— Start Extracted material —

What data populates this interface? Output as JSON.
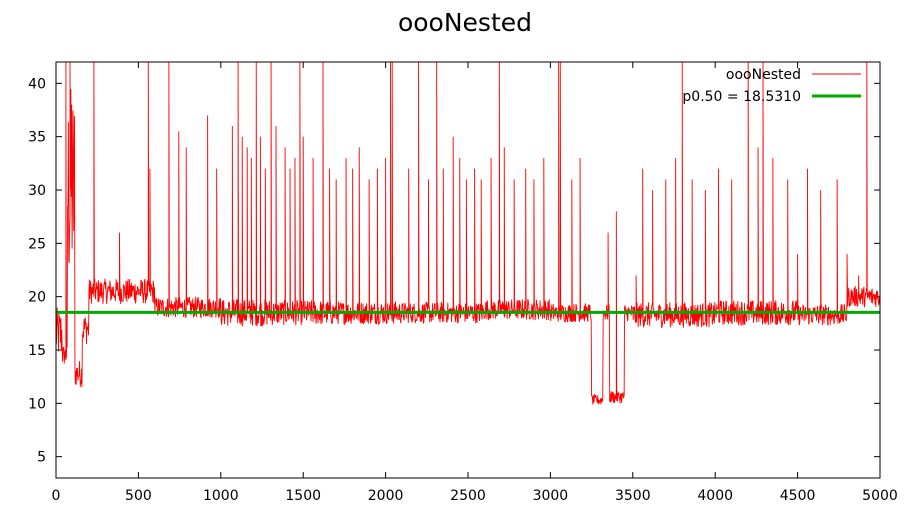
{
  "chart_data": {
    "type": "line",
    "title": "oooNested",
    "xlabel": "",
    "ylabel": "",
    "xlim": [
      0,
      5000
    ],
    "ylim": [
      3,
      42
    ],
    "x_ticks": [
      0,
      500,
      1000,
      1500,
      2000,
      2500,
      3000,
      3500,
      4000,
      4500,
      5000
    ],
    "y_ticks": [
      5,
      10,
      15,
      20,
      25,
      30,
      35,
      40
    ],
    "grid": false,
    "legend_position": "top-right",
    "series": [
      {
        "name": "oooNested",
        "color": "#ff0000",
        "style": "line",
        "n_points": 5000,
        "segments": [
          {
            "x": [
              0,
              40
            ],
            "level": 16.5,
            "noise": 2.5
          },
          {
            "x": [
              40,
              70
            ],
            "level": 14.5,
            "noise": 1.0
          },
          {
            "x": [
              70,
              115
            ],
            "level": 30.0,
            "noise": 10.0
          },
          {
            "x": [
              115,
              160
            ],
            "level": 12.8,
            "noise": 1.3
          },
          {
            "x": [
              160,
              200
            ],
            "level": 17.0,
            "noise": 1.5
          },
          {
            "x": [
              200,
              600
            ],
            "level": 20.5,
            "noise": 1.2
          },
          {
            "x": [
              600,
              1000
            ],
            "level": 19.0,
            "noise": 1.0
          },
          {
            "x": [
              1000,
              1300
            ],
            "level": 18.5,
            "noise": 1.3
          },
          {
            "x": [
              1300,
              1700
            ],
            "level": 18.5,
            "noise": 1.2
          },
          {
            "x": [
              1700,
              2100
            ],
            "level": 18.5,
            "noise": 1.1
          },
          {
            "x": [
              2100,
              2600
            ],
            "level": 18.5,
            "noise": 1.0
          },
          {
            "x": [
              2600,
              3000
            ],
            "level": 18.8,
            "noise": 1.0
          },
          {
            "x": [
              3000,
              3250
            ],
            "level": 18.5,
            "noise": 0.9
          },
          {
            "x": [
              3250,
              3320
            ],
            "level": 10.3,
            "noise": 0.5
          },
          {
            "x": [
              3320,
              3360
            ],
            "level": 18.5,
            "noise": 0.8
          },
          {
            "x": [
              3360,
              3450
            ],
            "level": 10.6,
            "noise": 0.6
          },
          {
            "x": [
              3450,
              3500
            ],
            "level": 18.5,
            "noise": 0.8
          },
          {
            "x": [
              3500,
              4000
            ],
            "level": 18.3,
            "noise": 1.2
          },
          {
            "x": [
              4000,
              4500
            ],
            "level": 18.5,
            "noise": 1.2
          },
          {
            "x": [
              4500,
              4800
            ],
            "level": 18.3,
            "noise": 1.0
          },
          {
            "x": [
              4800,
              5000
            ],
            "level": 20.0,
            "noise": 1.0
          }
        ],
        "spikes": [
          [
            60,
            42
          ],
          [
            85,
            42
          ],
          [
            95,
            38
          ],
          [
            230,
            42
          ],
          [
            385,
            26
          ],
          [
            560,
            42
          ],
          [
            570,
            32
          ],
          [
            685,
            42
          ],
          [
            745,
            35.5
          ],
          [
            790,
            34
          ],
          [
            920,
            37
          ],
          [
            975,
            32
          ],
          [
            1070,
            36
          ],
          [
            1105,
            42
          ],
          [
            1130,
            35
          ],
          [
            1160,
            34
          ],
          [
            1185,
            33
          ],
          [
            1215,
            42
          ],
          [
            1240,
            35
          ],
          [
            1270,
            32
          ],
          [
            1305,
            42
          ],
          [
            1335,
            36
          ],
          [
            1390,
            34
          ],
          [
            1420,
            32
          ],
          [
            1450,
            33
          ],
          [
            1480,
            42
          ],
          [
            1500,
            35
          ],
          [
            1560,
            33
          ],
          [
            1620,
            42
          ],
          [
            1660,
            32
          ],
          [
            1700,
            31
          ],
          [
            1760,
            33
          ],
          [
            1800,
            32
          ],
          [
            1840,
            34
          ],
          [
            1900,
            31
          ],
          [
            1950,
            32
          ],
          [
            2000,
            33
          ],
          [
            2030,
            42
          ],
          [
            2040,
            42
          ],
          [
            2140,
            32
          ],
          [
            2200,
            42
          ],
          [
            2260,
            31
          ],
          [
            2310,
            42
          ],
          [
            2350,
            32
          ],
          [
            2410,
            35
          ],
          [
            2450,
            33
          ],
          [
            2490,
            31
          ],
          [
            2540,
            32
          ],
          [
            2580,
            31
          ],
          [
            2640,
            33
          ],
          [
            2690,
            42
          ],
          [
            2720,
            34
          ],
          [
            2780,
            31
          ],
          [
            2850,
            32
          ],
          [
            2900,
            31
          ],
          [
            2960,
            33
          ],
          [
            3050,
            42
          ],
          [
            3060,
            42
          ],
          [
            3130,
            31
          ],
          [
            3180,
            33
          ],
          [
            3350,
            26
          ],
          [
            3400,
            28
          ],
          [
            3520,
            22
          ],
          [
            3560,
            32
          ],
          [
            3620,
            30
          ],
          [
            3700,
            31
          ],
          [
            3760,
            33
          ],
          [
            3800,
            42
          ],
          [
            3860,
            31
          ],
          [
            3940,
            30
          ],
          [
            4020,
            32
          ],
          [
            4100,
            31
          ],
          [
            4200,
            42
          ],
          [
            4260,
            34
          ],
          [
            4290,
            42
          ],
          [
            4350,
            33
          ],
          [
            4440,
            31
          ],
          [
            4500,
            24
          ],
          [
            4560,
            32
          ],
          [
            4640,
            30
          ],
          [
            4740,
            31
          ],
          [
            4800,
            24
          ],
          [
            4870,
            22
          ],
          [
            4920,
            42
          ]
        ]
      },
      {
        "name": "p0.50 = 18.5310",
        "color": "#00aa00",
        "style": "hline",
        "y": 18.531
      }
    ]
  }
}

— End Extracted material —

# Written request:
Skip the pictures and print each record exactly as it stands.

# Answer:
What data populates this interface? Output as JSON.
{
  "chart_data": {
    "type": "line",
    "title": "oooNested",
    "xlabel": "",
    "ylabel": "",
    "xlim": [
      0,
      5000
    ],
    "ylim": [
      3,
      42
    ],
    "x_ticks": [
      0,
      500,
      1000,
      1500,
      2000,
      2500,
      3000,
      3500,
      4000,
      4500,
      5000
    ],
    "y_ticks": [
      5,
      10,
      15,
      20,
      25,
      30,
      35,
      40
    ],
    "grid": false,
    "legend_position": "top-right",
    "series": [
      {
        "name": "oooNested",
        "color": "#ff0000",
        "style": "line",
        "n_points": 5000,
        "segments": [
          {
            "x": [
              0,
              40
            ],
            "level": 16.5,
            "noise": 2.5
          },
          {
            "x": [
              40,
              70
            ],
            "level": 14.5,
            "noise": 1.0
          },
          {
            "x": [
              70,
              115
            ],
            "level": 30.0,
            "noise": 10.0
          },
          {
            "x": [
              115,
              160
            ],
            "level": 12.8,
            "noise": 1.3
          },
          {
            "x": [
              160,
              200
            ],
            "level": 17.0,
            "noise": 1.5
          },
          {
            "x": [
              200,
              600
            ],
            "level": 20.5,
            "noise": 1.2
          },
          {
            "x": [
              600,
              1000
            ],
            "level": 19.0,
            "noise": 1.0
          },
          {
            "x": [
              1000,
              1300
            ],
            "level": 18.5,
            "noise": 1.3
          },
          {
            "x": [
              1300,
              1700
            ],
            "level": 18.5,
            "noise": 1.2
          },
          {
            "x": [
              1700,
              2100
            ],
            "level": 18.5,
            "noise": 1.1
          },
          {
            "x": [
              2100,
              2600
            ],
            "level": 18.5,
            "noise": 1.0
          },
          {
            "x": [
              2600,
              3000
            ],
            "level": 18.8,
            "noise": 1.0
          },
          {
            "x": [
              3000,
              3250
            ],
            "level": 18.5,
            "noise": 0.9
          },
          {
            "x": [
              3250,
              3320
            ],
            "level": 10.3,
            "noise": 0.5
          },
          {
            "x": [
              3320,
              3360
            ],
            "level": 18.5,
            "noise": 0.8
          },
          {
            "x": [
              3360,
              3450
            ],
            "level": 10.6,
            "noise": 0.6
          },
          {
            "x": [
              3450,
              3500
            ],
            "level": 18.5,
            "noise": 0.8
          },
          {
            "x": [
              3500,
              4000
            ],
            "level": 18.3,
            "noise": 1.2
          },
          {
            "x": [
              4000,
              4500
            ],
            "level": 18.5,
            "noise": 1.2
          },
          {
            "x": [
              4500,
              4800
            ],
            "level": 18.3,
            "noise": 1.0
          },
          {
            "x": [
              4800,
              5000
            ],
            "level": 20.0,
            "noise": 1.0
          }
        ],
        "spikes": [
          [
            60,
            42
          ],
          [
            85,
            42
          ],
          [
            95,
            38
          ],
          [
            230,
            42
          ],
          [
            385,
            26
          ],
          [
            560,
            42
          ],
          [
            570,
            32
          ],
          [
            685,
            42
          ],
          [
            745,
            35.5
          ],
          [
            790,
            34
          ],
          [
            920,
            37
          ],
          [
            975,
            32
          ],
          [
            1070,
            36
          ],
          [
            1105,
            42
          ],
          [
            1130,
            35
          ],
          [
            1160,
            34
          ],
          [
            1185,
            33
          ],
          [
            1215,
            42
          ],
          [
            1240,
            35
          ],
          [
            1270,
            32
          ],
          [
            1305,
            42
          ],
          [
            1335,
            36
          ],
          [
            1390,
            34
          ],
          [
            1420,
            32
          ],
          [
            1450,
            33
          ],
          [
            1480,
            42
          ],
          [
            1500,
            35
          ],
          [
            1560,
            33
          ],
          [
            1620,
            42
          ],
          [
            1660,
            32
          ],
          [
            1700,
            31
          ],
          [
            1760,
            33
          ],
          [
            1800,
            32
          ],
          [
            1840,
            34
          ],
          [
            1900,
            31
          ],
          [
            1950,
            32
          ],
          [
            2000,
            33
          ],
          [
            2030,
            42
          ],
          [
            2040,
            42
          ],
          [
            2140,
            32
          ],
          [
            2200,
            42
          ],
          [
            2260,
            31
          ],
          [
            2310,
            42
          ],
          [
            2350,
            32
          ],
          [
            2410,
            35
          ],
          [
            2450,
            33
          ],
          [
            2490,
            31
          ],
          [
            2540,
            32
          ],
          [
            2580,
            31
          ],
          [
            2640,
            33
          ],
          [
            2690,
            42
          ],
          [
            2720,
            34
          ],
          [
            2780,
            31
          ],
          [
            2850,
            32
          ],
          [
            2900,
            31
          ],
          [
            2960,
            33
          ],
          [
            3050,
            42
          ],
          [
            3060,
            42
          ],
          [
            3130,
            31
          ],
          [
            3180,
            33
          ],
          [
            3350,
            26
          ],
          [
            3400,
            28
          ],
          [
            3520,
            22
          ],
          [
            3560,
            32
          ],
          [
            3620,
            30
          ],
          [
            3700,
            31
          ],
          [
            3760,
            33
          ],
          [
            3800,
            42
          ],
          [
            3860,
            31
          ],
          [
            3940,
            30
          ],
          [
            4020,
            32
          ],
          [
            4100,
            31
          ],
          [
            4200,
            42
          ],
          [
            4260,
            34
          ],
          [
            4290,
            42
          ],
          [
            4350,
            33
          ],
          [
            4440,
            31
          ],
          [
            4500,
            24
          ],
          [
            4560,
            32
          ],
          [
            4640,
            30
          ],
          [
            4740,
            31
          ],
          [
            4800,
            24
          ],
          [
            4870,
            22
          ],
          [
            4920,
            42
          ]
        ]
      },
      {
        "name": "p0.50 = 18.5310",
        "color": "#00aa00",
        "style": "hline",
        "y": 18.531
      }
    ]
  }
}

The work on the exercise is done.